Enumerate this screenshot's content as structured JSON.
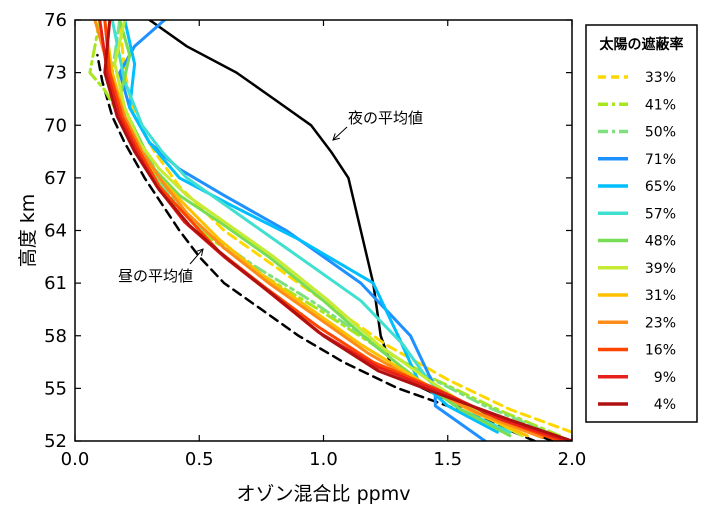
{
  "chart_data": {
    "type": "line",
    "xlabel": "オゾン混合比  ppmv",
    "ylabel": "高度  km",
    "xlim": [
      0.0,
      2.0
    ],
    "ylim": [
      52,
      76
    ],
    "x_ticks": [
      "0.0",
      "0.5",
      "1.0",
      "1.5",
      "2.0"
    ],
    "y_ticks": [
      "52",
      "55",
      "58",
      "61",
      "64",
      "67",
      "70",
      "73",
      "76"
    ],
    "legend": {
      "title": "太陽の遮蔽率",
      "placement": "right"
    },
    "annotations": [
      {
        "text": "夜の平均値",
        "target_series": "night_mean"
      },
      {
        "text": "昼の平均値",
        "target_series": "day_mean"
      }
    ],
    "series": [
      {
        "key": "night_mean",
        "color": "#000000",
        "style": "solid",
        "in_legend": false,
        "x": [
          1.92,
          1.75,
          1.55,
          1.4,
          1.28,
          1.23,
          1.2,
          1.15,
          1.1,
          1.03,
          0.95,
          0.8,
          0.65,
          0.45,
          0.3
        ],
        "y": [
          52,
          53,
          54,
          55,
          56,
          58,
          61,
          64,
          67,
          68.5,
          70,
          71.5,
          73,
          74.5,
          76
        ]
      },
      {
        "key": "day_mean",
        "color": "#000000",
        "style": "dashed",
        "in_legend": false,
        "x": [
          1.85,
          1.6,
          1.3,
          1.08,
          0.9,
          0.75,
          0.6,
          0.5,
          0.42,
          0.35,
          0.28,
          0.2,
          0.15,
          0.11,
          0.09
        ],
        "y": [
          52,
          53.5,
          55,
          56.5,
          58,
          59.5,
          61,
          62.5,
          64,
          65.5,
          67,
          69,
          70.5,
          72.5,
          74
        ]
      },
      {
        "name": "33%",
        "color": "#ffd700",
        "style": "dashed",
        "x": [
          2.0,
          1.75,
          1.5,
          1.25,
          1.0,
          0.8,
          0.6,
          0.42,
          0.32,
          0.24,
          0.2,
          0.18
        ],
        "y": [
          52.5,
          53.8,
          55.5,
          57.5,
          60,
          62,
          64,
          66.5,
          68.5,
          70.5,
          73,
          76
        ]
      },
      {
        "name": "41%",
        "color": "#a8e61d",
        "style": "dashdot",
        "x": [
          1.95,
          1.7,
          1.45,
          1.2,
          0.98,
          0.75,
          0.55,
          0.4,
          0.3,
          0.2,
          0.12,
          0.06,
          0.1
        ],
        "y": [
          52.3,
          53.8,
          55.5,
          57.5,
          59.5,
          61.5,
          63.5,
          65.5,
          67.5,
          70,
          72,
          73,
          76
        ]
      },
      {
        "name": "50%",
        "color": "#7ee07e",
        "style": "dashdot",
        "x": [
          1.9,
          1.65,
          1.4,
          1.18,
          0.95,
          0.72,
          0.52,
          0.38,
          0.28,
          0.2,
          0.15,
          0.18
        ],
        "y": [
          52.5,
          54,
          55.8,
          57.8,
          60,
          62,
          64,
          66,
          68,
          70.5,
          73,
          76
        ]
      },
      {
        "name": "71%",
        "color": "#1e90ff",
        "style": "solid",
        "x": [
          1.65,
          1.45,
          1.45,
          1.35,
          1.15,
          0.85,
          0.6,
          0.42,
          0.3,
          0.22,
          0.18,
          0.24,
          0.36
        ],
        "y": [
          52,
          54,
          55,
          58,
          61,
          64,
          66,
          67.5,
          69,
          71,
          73,
          74.5,
          76
        ]
      },
      {
        "name": "65%",
        "color": "#00bfff",
        "style": "solid",
        "x": [
          1.7,
          1.5,
          1.38,
          1.3,
          1.2,
          0.9,
          0.62,
          0.42,
          0.3,
          0.22,
          0.24,
          0.2
        ],
        "y": [
          52.5,
          54,
          55.5,
          58,
          61,
          63.5,
          65.5,
          67,
          69,
          71,
          73.5,
          76
        ]
      },
      {
        "name": "57%",
        "color": "#40e0d0",
        "style": "solid",
        "x": [
          1.75,
          1.55,
          1.42,
          1.32,
          1.15,
          0.85,
          0.6,
          0.45,
          0.35,
          0.27,
          0.2,
          0.15
        ],
        "y": [
          52.5,
          53.8,
          55.5,
          57.5,
          60,
          63,
          65.5,
          67,
          68.5,
          70,
          72.5,
          76
        ]
      },
      {
        "name": "48%",
        "color": "#77dd55",
        "style": "solid",
        "x": [
          1.75,
          1.55,
          1.38,
          1.2,
          1.0,
          0.78,
          0.58,
          0.42,
          0.32,
          0.25,
          0.18,
          0.22,
          0.18
        ],
        "y": [
          52.3,
          53.8,
          55.5,
          57.5,
          60,
          62.5,
          64.5,
          66,
          67.5,
          69.5,
          71.5,
          74,
          76
        ]
      },
      {
        "name": "39%",
        "color": "#c5ec32",
        "style": "solid",
        "x": [
          1.8,
          1.6,
          1.42,
          1.22,
          1.02,
          0.8,
          0.6,
          0.45,
          0.34,
          0.26,
          0.2,
          0.16,
          0.2
        ],
        "y": [
          52.3,
          53.8,
          55.5,
          57.5,
          60,
          62.5,
          64.5,
          66,
          67.5,
          69,
          71,
          73.5,
          76
        ]
      },
      {
        "name": "31%",
        "color": "#ffc000",
        "style": "solid",
        "x": [
          1.82,
          1.58,
          1.38,
          1.15,
          0.95,
          0.75,
          0.58,
          0.44,
          0.34,
          0.26,
          0.2,
          0.15,
          0.12
        ],
        "y": [
          52.3,
          53.8,
          55.5,
          57.5,
          59.5,
          61.5,
          63.5,
          65.5,
          67,
          68.5,
          70.5,
          73,
          76
        ]
      },
      {
        "name": "23%",
        "color": "#ff8c1a",
        "style": "solid",
        "x": [
          1.88,
          1.62,
          1.4,
          1.18,
          0.98,
          0.78,
          0.6,
          0.45,
          0.35,
          0.27,
          0.2,
          0.14,
          0.08
        ],
        "y": [
          52.2,
          53.6,
          55.2,
          57,
          59,
          61,
          63,
          65,
          66.8,
          68.5,
          70.5,
          73,
          76
        ]
      },
      {
        "name": "16%",
        "color": "#ff4500",
        "style": "solid",
        "x": [
          1.95,
          1.7,
          1.45,
          1.2,
          0.98,
          0.76,
          0.58,
          0.45,
          0.34,
          0.26,
          0.19,
          0.14,
          0.12
        ],
        "y": [
          52,
          53.3,
          55,
          56.5,
          58.5,
          60.8,
          62.8,
          64.8,
          66.5,
          68.5,
          70.5,
          73,
          76
        ]
      },
      {
        "name": "9%",
        "color": "#e8201c",
        "style": "solid",
        "x": [
          1.98,
          1.72,
          1.47,
          1.22,
          0.98,
          0.78,
          0.6,
          0.44,
          0.33,
          0.25,
          0.18,
          0.13,
          0.1
        ],
        "y": [
          52,
          53.2,
          54.8,
          56.2,
          58.2,
          60.5,
          62.5,
          64.5,
          66.5,
          68.5,
          70.5,
          73,
          76
        ]
      },
      {
        "name": "4%",
        "color": "#b01010",
        "style": "solid",
        "x": [
          2.0,
          1.75,
          1.48,
          1.22,
          1.0,
          0.8,
          0.62,
          0.46,
          0.34,
          0.24,
          0.17,
          0.12,
          0.14
        ],
        "y": [
          52,
          53.2,
          54.6,
          56,
          58,
          60.3,
          62.3,
          64.3,
          66.3,
          68.5,
          70.5,
          73,
          76
        ]
      }
    ]
  }
}
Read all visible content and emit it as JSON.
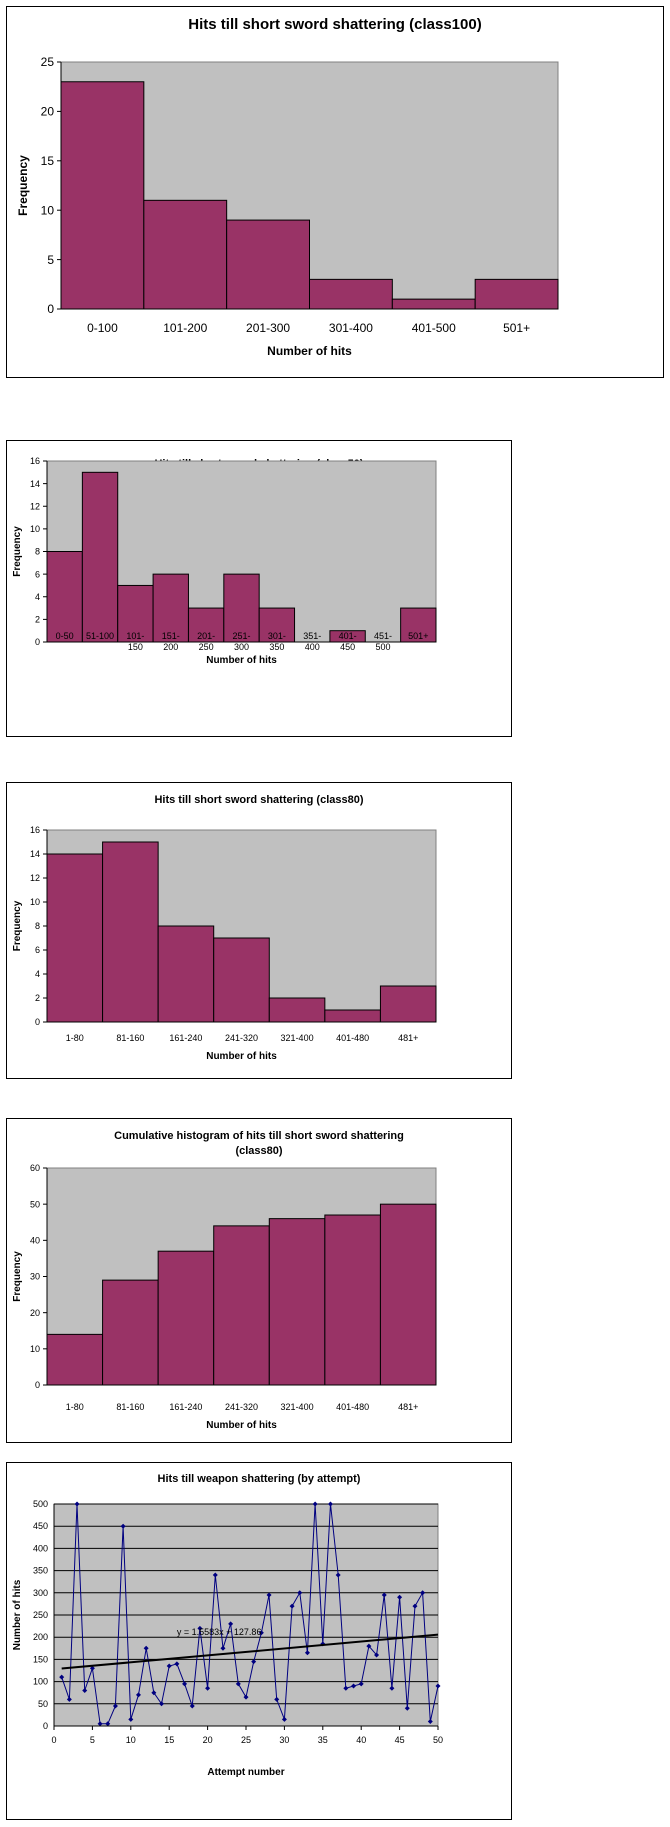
{
  "chart_data": [
    {
      "type": "bar",
      "title": "Hits till short sword shattering (class100)",
      "xlabel": "Number of hits",
      "ylabel": "Frequency",
      "categories": [
        "0-100",
        "101-200",
        "201-300",
        "301-400",
        "401-500",
        "501+"
      ],
      "values": [
        23,
        11,
        9,
        3,
        1,
        3
      ],
      "ylim": [
        0,
        25
      ],
      "yticks": [
        0,
        5,
        10,
        15,
        20,
        25
      ],
      "grid": false,
      "legend": "none"
    },
    {
      "type": "bar",
      "title": "Hits till short sword shattering (class50)",
      "xlabel": "Number of hits",
      "ylabel": "Frequency",
      "categories": [
        "0-50",
        "51-100",
        "101-150",
        "151-200",
        "201-250",
        "251-300",
        "301-350",
        "351-400",
        "401-450",
        "451-500",
        "501+"
      ],
      "category_lines": [
        [
          "0-50"
        ],
        [
          "51-100"
        ],
        [
          "101-",
          "150"
        ],
        [
          "151-",
          "200"
        ],
        [
          "201-",
          "250"
        ],
        [
          "251-",
          "300"
        ],
        [
          "301-",
          "350"
        ],
        [
          "351-",
          "400"
        ],
        [
          "401-",
          "450"
        ],
        [
          "451-",
          "500"
        ],
        [
          "501+"
        ]
      ],
      "values": [
        8,
        15,
        5,
        6,
        3,
        6,
        3,
        0,
        1,
        0,
        3
      ],
      "ylim": [
        0,
        16
      ],
      "yticks": [
        0,
        2,
        4,
        6,
        8,
        10,
        12,
        14,
        16
      ],
      "grid": false,
      "legend": "none"
    },
    {
      "type": "bar",
      "title": "Hits till short sword shattering (class80)",
      "xlabel": "Number of hits",
      "ylabel": "Frequency",
      "categories": [
        "1-80",
        "81-160",
        "161-240",
        "241-320",
        "321-400",
        "401-480",
        "481+"
      ],
      "values": [
        14,
        15,
        8,
        7,
        2,
        1,
        3
      ],
      "ylim": [
        0,
        16
      ],
      "yticks": [
        0,
        2,
        4,
        6,
        8,
        10,
        12,
        14,
        16
      ],
      "grid": false,
      "legend": "none"
    },
    {
      "type": "bar",
      "title": "Cumulative histogram of hits till short sword shattering (class80)",
      "title_lines": [
        "Cumulative histogram of hits till short sword shattering",
        "(class80)"
      ],
      "xlabel": "Number of hits",
      "ylabel": "Frequency",
      "categories": [
        "1-80",
        "81-160",
        "161-240",
        "241-320",
        "321-400",
        "401-480",
        "481+"
      ],
      "values": [
        14,
        29,
        37,
        44,
        46,
        47,
        50
      ],
      "ylim": [
        0,
        60
      ],
      "yticks": [
        0,
        10,
        20,
        30,
        40,
        50,
        60
      ],
      "grid": false,
      "legend": "none"
    },
    {
      "type": "line",
      "title": "Hits till weapon shattering (by attempt)",
      "xlabel": "Attempt number",
      "ylabel": "Number of hits",
      "x": [
        1,
        2,
        3,
        4,
        5,
        6,
        7,
        8,
        9,
        10,
        11,
        12,
        13,
        14,
        15,
        16,
        17,
        18,
        19,
        20,
        21,
        22,
        23,
        24,
        25,
        26,
        27,
        28,
        29,
        30,
        31,
        32,
        33,
        34,
        35,
        36,
        37,
        38,
        39,
        40,
        41,
        42,
        43,
        44,
        45,
        46,
        47,
        48,
        49,
        50
      ],
      "y": [
        110,
        60,
        500,
        80,
        130,
        5,
        5,
        45,
        450,
        15,
        70,
        175,
        75,
        50,
        135,
        140,
        95,
        45,
        220,
        85,
        340,
        175,
        230,
        95,
        65,
        145,
        210,
        295,
        60,
        15,
        270,
        300,
        165,
        500,
        185,
        500,
        340,
        85,
        90,
        95,
        180,
        160,
        295,
        85,
        290,
        40,
        270,
        300,
        10,
        90
      ],
      "trendline": {
        "label": "y = 1.5583x + 127.86",
        "slope": 1.5583,
        "intercept": 127.86
      },
      "xlim": [
        0,
        50
      ],
      "ylim": [
        0,
        500
      ],
      "xticks": [
        0,
        5,
        10,
        15,
        20,
        25,
        30,
        35,
        40,
        45,
        50
      ],
      "yticks": [
        0,
        50,
        100,
        150,
        200,
        250,
        300,
        350,
        400,
        450,
        500
      ],
      "grid": true,
      "legend": "none"
    }
  ],
  "colors": {
    "bar_fill": "#993366",
    "bar_stroke": "#000000",
    "plot_bg": "#c0c0c0",
    "line_color": "#000080",
    "trend_color": "#000000",
    "gridline": "#000000"
  }
}
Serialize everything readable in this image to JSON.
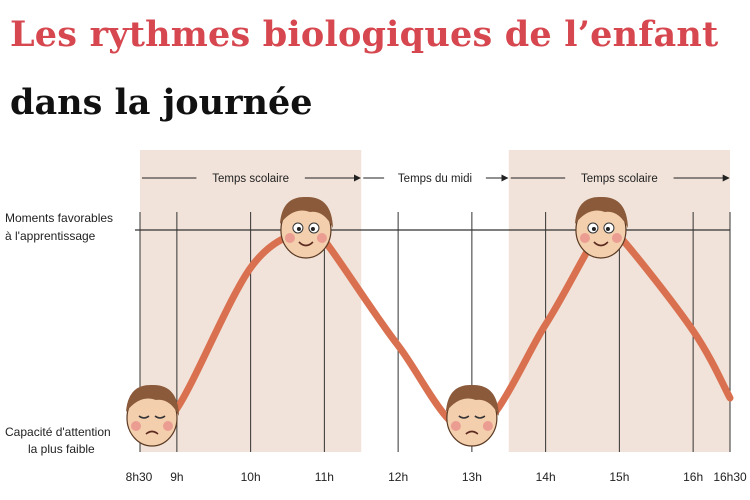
{
  "title": "Les rythmes biologiques de l’enfant",
  "subtitle": "dans la journée",
  "colors": {
    "title": "#d6474f",
    "subtitle": "#111111",
    "curve": "#d9704f",
    "school_band": "#f1e3d9",
    "grid": "#333333",
    "face_skin": "#f3cfae",
    "face_hair": "#8a5a3b",
    "face_cheek": "#e9908a"
  },
  "periods": [
    {
      "label": "Temps scolaire",
      "start": "8h30",
      "end": "11h30",
      "shaded": true
    },
    {
      "label": "Temps du midi",
      "start": "11h30",
      "end": "13h30",
      "shaded": false
    },
    {
      "label": "Temps scolaire",
      "start": "13h30",
      "end": "16h30",
      "shaded": true
    }
  ],
  "chart_data": {
    "type": "line",
    "title": "Les rythmes biologiques de l’enfant dans la journée",
    "xlabel": "",
    "ylabel": "",
    "x_ticks": [
      "8h30",
      "9h",
      "10h",
      "11h",
      "12h",
      "13h",
      "14h",
      "15h",
      "16h",
      "16h30"
    ],
    "y_levels": [
      "Capacité d'attention la plus faible",
      "Moments favorables à l'apprentissage"
    ],
    "series": [
      {
        "x": [
          "8h30",
          "9h",
          "10h",
          "10h45",
          "11h",
          "12h",
          "13h",
          "14h",
          "14h45",
          "15h",
          "16h",
          "16h30"
        ],
        "y": [
          0.04,
          0.15,
          0.82,
          1.0,
          0.95,
          0.45,
          0.04,
          0.55,
          1.0,
          0.97,
          0.52,
          0.2
        ]
      }
    ],
    "markers": [
      {
        "time": "8h30",
        "state": "tired",
        "level": 0.0
      },
      {
        "time": "10h45",
        "state": "awake",
        "level": 1.0
      },
      {
        "time": "13h",
        "state": "tired",
        "level": 0.0
      },
      {
        "time": "14h45",
        "state": "awake",
        "level": 1.0
      }
    ],
    "grid": true
  }
}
━━━━━━━━━━━━━━━━━━━━━━━━━━━━━━
◆ WORK TO DO
Track down every line holding the string "true" and copy it.

◆ EXERCISE RESULT
      "grid": true,
      "shaded": true
      "shaded": true
    "grid": true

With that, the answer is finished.